▸ TASK OBJECTIVE:
Copy out every line in the entries below that includes "data".

▸ ENTRIES:
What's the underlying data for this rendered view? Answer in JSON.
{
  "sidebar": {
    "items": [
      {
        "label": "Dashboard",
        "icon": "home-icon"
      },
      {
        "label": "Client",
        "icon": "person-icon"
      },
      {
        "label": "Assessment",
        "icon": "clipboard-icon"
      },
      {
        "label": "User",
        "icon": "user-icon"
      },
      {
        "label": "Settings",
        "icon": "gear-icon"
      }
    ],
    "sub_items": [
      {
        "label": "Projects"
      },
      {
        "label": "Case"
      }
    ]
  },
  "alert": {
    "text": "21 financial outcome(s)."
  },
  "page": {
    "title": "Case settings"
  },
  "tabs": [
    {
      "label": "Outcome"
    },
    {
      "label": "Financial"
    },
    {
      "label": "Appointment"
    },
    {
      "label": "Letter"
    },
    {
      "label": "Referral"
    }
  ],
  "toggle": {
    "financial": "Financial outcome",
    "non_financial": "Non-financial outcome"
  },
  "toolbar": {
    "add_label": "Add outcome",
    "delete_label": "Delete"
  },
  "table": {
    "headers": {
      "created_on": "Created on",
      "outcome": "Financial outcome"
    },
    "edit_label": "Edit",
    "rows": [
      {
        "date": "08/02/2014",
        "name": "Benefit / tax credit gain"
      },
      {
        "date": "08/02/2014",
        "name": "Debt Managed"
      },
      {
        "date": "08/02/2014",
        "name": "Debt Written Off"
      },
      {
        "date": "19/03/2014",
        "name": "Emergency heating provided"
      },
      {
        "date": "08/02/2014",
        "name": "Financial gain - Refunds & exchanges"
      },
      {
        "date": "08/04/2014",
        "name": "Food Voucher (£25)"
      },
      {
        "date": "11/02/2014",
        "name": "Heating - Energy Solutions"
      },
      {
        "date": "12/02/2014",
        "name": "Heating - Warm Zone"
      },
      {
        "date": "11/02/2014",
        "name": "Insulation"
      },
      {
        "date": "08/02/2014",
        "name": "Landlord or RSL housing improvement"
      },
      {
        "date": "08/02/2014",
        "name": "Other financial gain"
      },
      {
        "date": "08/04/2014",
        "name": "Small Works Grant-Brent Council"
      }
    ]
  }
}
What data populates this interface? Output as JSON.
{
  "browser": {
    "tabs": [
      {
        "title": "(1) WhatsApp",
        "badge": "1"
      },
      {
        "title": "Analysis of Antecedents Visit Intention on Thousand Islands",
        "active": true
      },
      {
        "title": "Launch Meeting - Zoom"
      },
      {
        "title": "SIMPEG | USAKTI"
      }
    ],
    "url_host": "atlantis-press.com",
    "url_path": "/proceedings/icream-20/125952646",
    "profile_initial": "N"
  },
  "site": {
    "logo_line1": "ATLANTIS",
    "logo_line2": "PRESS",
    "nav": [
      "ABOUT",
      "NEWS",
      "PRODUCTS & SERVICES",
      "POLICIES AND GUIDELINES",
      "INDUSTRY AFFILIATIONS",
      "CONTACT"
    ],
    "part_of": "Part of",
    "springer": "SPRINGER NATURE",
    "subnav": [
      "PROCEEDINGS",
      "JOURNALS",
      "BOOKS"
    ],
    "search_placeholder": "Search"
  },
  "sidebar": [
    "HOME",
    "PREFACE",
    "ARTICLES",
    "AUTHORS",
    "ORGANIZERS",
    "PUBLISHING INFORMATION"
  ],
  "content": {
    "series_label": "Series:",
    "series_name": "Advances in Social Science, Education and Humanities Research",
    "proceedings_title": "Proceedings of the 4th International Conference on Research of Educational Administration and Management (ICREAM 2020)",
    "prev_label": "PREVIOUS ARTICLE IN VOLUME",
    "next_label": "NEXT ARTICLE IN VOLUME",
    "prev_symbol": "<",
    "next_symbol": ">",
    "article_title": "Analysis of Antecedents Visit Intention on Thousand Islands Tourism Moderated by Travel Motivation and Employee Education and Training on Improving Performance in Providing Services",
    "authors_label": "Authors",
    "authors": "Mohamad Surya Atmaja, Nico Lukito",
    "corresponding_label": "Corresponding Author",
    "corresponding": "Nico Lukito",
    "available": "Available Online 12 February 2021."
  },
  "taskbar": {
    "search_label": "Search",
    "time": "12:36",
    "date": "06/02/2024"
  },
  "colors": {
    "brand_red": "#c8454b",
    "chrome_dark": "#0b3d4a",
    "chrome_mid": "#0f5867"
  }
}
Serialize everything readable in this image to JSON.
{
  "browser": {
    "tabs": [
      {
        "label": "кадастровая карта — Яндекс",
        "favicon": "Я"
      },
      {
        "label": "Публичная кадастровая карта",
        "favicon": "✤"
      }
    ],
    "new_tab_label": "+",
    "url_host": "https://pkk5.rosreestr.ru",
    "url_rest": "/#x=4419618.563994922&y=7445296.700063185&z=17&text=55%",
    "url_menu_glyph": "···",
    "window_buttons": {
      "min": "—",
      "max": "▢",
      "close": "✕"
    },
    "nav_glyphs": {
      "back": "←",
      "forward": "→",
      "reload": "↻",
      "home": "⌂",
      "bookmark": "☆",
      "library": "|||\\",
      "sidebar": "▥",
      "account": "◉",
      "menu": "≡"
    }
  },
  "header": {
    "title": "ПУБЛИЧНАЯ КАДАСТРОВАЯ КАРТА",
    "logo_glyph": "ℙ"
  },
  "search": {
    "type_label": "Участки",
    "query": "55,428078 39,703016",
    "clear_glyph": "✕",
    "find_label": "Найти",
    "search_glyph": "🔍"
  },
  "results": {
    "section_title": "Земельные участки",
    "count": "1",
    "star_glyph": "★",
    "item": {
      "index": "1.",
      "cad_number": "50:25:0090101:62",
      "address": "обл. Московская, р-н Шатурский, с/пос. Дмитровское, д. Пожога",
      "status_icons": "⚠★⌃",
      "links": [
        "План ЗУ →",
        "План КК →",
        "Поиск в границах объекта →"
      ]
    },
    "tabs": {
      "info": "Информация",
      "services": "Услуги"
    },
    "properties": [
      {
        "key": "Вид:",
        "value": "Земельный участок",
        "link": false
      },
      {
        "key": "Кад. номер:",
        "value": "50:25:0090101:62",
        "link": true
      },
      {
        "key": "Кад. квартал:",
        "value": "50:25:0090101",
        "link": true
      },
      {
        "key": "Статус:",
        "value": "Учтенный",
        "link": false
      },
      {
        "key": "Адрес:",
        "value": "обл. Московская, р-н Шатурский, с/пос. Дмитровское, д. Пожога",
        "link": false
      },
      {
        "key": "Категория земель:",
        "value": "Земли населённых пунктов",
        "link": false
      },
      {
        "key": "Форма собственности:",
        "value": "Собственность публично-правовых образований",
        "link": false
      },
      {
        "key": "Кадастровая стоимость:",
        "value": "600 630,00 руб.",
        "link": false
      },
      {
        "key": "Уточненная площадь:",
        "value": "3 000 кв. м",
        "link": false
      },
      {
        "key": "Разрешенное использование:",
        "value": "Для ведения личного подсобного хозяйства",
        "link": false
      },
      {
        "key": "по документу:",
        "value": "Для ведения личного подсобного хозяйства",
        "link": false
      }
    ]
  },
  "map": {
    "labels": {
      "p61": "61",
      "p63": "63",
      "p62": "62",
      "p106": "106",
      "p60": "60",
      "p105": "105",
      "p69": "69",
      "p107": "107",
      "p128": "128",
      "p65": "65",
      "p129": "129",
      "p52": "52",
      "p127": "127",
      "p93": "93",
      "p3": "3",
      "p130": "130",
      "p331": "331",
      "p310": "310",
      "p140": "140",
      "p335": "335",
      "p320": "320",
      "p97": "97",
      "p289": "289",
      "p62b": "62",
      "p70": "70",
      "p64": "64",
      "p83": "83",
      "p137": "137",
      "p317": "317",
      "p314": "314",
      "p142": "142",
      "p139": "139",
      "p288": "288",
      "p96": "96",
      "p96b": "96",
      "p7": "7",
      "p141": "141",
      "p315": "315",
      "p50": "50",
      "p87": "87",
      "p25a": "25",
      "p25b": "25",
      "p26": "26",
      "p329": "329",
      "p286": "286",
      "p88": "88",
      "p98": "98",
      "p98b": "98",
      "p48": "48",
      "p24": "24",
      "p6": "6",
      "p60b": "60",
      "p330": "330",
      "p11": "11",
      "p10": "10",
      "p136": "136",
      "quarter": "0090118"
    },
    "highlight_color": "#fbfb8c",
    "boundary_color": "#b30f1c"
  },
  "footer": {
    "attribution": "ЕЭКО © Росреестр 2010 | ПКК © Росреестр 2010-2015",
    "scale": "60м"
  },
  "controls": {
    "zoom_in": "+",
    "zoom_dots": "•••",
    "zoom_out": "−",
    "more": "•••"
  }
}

▸ SOLUTION FOR THIS EXERCISE:
What's the underlying data for this rendered view? Answer in JSON.
What data populates this interface? Output as JSON.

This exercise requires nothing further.